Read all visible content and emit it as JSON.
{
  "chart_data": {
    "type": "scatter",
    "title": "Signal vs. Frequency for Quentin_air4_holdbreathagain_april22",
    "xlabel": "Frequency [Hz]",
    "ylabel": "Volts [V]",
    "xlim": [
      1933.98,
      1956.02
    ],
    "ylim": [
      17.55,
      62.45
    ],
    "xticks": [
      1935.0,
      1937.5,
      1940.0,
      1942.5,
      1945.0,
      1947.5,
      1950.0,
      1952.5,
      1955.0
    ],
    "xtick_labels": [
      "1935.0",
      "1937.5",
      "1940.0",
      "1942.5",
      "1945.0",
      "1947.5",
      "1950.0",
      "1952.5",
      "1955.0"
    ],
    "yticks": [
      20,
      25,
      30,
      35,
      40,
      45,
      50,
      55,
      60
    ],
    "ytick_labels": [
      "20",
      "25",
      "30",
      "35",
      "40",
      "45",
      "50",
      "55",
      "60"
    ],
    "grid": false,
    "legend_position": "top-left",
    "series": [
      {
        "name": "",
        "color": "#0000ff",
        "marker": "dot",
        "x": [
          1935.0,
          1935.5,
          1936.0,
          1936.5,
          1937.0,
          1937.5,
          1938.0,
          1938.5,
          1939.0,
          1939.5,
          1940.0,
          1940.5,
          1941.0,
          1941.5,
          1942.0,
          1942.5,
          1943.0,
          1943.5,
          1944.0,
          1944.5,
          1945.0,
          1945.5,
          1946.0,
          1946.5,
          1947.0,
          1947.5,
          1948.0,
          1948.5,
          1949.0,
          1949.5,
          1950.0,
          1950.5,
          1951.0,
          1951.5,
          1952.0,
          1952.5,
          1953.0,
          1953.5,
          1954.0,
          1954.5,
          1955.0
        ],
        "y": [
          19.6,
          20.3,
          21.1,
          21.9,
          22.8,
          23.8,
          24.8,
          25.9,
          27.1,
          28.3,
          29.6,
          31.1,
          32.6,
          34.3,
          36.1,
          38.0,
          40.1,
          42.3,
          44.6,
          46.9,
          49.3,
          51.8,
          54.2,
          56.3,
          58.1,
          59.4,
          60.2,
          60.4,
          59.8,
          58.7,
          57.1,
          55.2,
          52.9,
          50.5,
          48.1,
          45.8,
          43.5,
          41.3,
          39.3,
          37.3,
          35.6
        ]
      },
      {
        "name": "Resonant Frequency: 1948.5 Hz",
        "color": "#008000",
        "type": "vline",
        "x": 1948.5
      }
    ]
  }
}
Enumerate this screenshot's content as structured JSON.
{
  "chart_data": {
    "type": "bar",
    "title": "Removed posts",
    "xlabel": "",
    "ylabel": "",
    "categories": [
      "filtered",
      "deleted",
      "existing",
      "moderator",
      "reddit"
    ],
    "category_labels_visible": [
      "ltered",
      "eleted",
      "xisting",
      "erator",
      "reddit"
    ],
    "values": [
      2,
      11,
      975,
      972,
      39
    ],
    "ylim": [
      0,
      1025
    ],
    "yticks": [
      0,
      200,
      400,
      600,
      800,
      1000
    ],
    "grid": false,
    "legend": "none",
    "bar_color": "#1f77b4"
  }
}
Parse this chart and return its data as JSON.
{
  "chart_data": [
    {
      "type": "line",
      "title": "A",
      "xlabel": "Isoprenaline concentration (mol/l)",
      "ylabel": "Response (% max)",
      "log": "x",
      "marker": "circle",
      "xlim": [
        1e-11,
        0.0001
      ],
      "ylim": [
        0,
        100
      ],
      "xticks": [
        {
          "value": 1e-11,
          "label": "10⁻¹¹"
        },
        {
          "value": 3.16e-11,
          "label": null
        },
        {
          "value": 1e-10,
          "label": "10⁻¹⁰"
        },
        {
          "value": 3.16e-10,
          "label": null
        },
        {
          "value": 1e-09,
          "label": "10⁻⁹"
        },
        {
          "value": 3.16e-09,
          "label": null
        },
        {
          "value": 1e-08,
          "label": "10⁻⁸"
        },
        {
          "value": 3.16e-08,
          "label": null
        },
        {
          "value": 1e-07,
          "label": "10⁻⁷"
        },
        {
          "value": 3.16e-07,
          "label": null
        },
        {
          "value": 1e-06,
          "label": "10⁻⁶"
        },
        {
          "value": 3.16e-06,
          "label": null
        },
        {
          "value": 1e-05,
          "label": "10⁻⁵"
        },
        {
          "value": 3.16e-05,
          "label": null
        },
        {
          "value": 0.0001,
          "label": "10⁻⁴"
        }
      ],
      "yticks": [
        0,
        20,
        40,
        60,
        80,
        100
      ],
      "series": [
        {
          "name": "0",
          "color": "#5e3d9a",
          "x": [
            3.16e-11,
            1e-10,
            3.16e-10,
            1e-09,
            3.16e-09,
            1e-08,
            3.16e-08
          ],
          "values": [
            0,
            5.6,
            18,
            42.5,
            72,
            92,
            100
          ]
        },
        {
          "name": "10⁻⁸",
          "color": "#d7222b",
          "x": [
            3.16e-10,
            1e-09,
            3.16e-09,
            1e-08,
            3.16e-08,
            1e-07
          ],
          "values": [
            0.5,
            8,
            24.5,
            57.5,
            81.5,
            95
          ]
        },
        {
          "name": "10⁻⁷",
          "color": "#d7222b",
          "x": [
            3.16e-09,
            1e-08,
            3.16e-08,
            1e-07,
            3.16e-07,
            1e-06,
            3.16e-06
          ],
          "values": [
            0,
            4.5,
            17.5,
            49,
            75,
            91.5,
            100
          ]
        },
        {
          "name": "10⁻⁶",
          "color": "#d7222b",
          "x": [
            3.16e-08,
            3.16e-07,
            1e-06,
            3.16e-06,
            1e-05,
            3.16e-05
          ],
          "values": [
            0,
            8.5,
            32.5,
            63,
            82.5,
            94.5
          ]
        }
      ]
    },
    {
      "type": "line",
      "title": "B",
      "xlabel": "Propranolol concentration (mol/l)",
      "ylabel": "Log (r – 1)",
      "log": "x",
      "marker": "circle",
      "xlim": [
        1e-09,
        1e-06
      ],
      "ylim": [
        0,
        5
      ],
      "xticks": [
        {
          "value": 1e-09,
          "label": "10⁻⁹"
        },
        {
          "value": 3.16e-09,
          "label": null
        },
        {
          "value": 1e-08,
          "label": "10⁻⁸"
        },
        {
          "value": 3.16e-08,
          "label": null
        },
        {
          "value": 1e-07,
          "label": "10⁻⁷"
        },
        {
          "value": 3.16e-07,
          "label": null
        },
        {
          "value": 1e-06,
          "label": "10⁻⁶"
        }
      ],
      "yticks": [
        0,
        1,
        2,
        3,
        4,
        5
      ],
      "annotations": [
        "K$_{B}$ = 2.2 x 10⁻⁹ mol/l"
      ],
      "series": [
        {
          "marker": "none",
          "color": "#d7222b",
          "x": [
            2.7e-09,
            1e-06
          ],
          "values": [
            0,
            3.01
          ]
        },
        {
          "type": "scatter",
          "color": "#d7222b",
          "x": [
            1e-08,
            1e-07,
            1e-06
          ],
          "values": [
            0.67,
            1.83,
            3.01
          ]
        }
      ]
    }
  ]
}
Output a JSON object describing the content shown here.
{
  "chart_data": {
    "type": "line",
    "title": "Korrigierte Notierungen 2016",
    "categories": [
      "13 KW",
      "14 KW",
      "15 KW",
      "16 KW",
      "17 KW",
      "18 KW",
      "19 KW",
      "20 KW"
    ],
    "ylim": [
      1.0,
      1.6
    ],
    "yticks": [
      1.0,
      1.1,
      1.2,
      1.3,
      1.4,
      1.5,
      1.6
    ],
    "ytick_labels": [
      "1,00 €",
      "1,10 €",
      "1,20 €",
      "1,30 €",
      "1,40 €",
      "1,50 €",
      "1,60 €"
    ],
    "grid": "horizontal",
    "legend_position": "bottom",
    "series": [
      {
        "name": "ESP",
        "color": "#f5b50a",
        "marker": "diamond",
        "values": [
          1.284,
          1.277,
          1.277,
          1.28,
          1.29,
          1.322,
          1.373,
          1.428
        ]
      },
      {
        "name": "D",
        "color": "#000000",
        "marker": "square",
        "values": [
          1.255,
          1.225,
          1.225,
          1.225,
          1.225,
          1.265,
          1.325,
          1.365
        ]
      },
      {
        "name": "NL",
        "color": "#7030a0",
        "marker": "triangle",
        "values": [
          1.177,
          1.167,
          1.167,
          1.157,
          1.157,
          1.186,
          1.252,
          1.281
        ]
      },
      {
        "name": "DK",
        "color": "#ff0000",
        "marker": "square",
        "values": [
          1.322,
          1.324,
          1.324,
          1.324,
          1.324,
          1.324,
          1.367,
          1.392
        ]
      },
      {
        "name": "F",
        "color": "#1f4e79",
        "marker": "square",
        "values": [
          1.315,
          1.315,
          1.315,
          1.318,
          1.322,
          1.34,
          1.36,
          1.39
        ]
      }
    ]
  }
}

* Short task: Copy out every line holding the string "type".

* Worked solution:
    "type": "scatter",
        "type": "vline",
    "type": "bar",
      "type": "line",
      "type": "line",
          "type": "scatter",
    "type": "line",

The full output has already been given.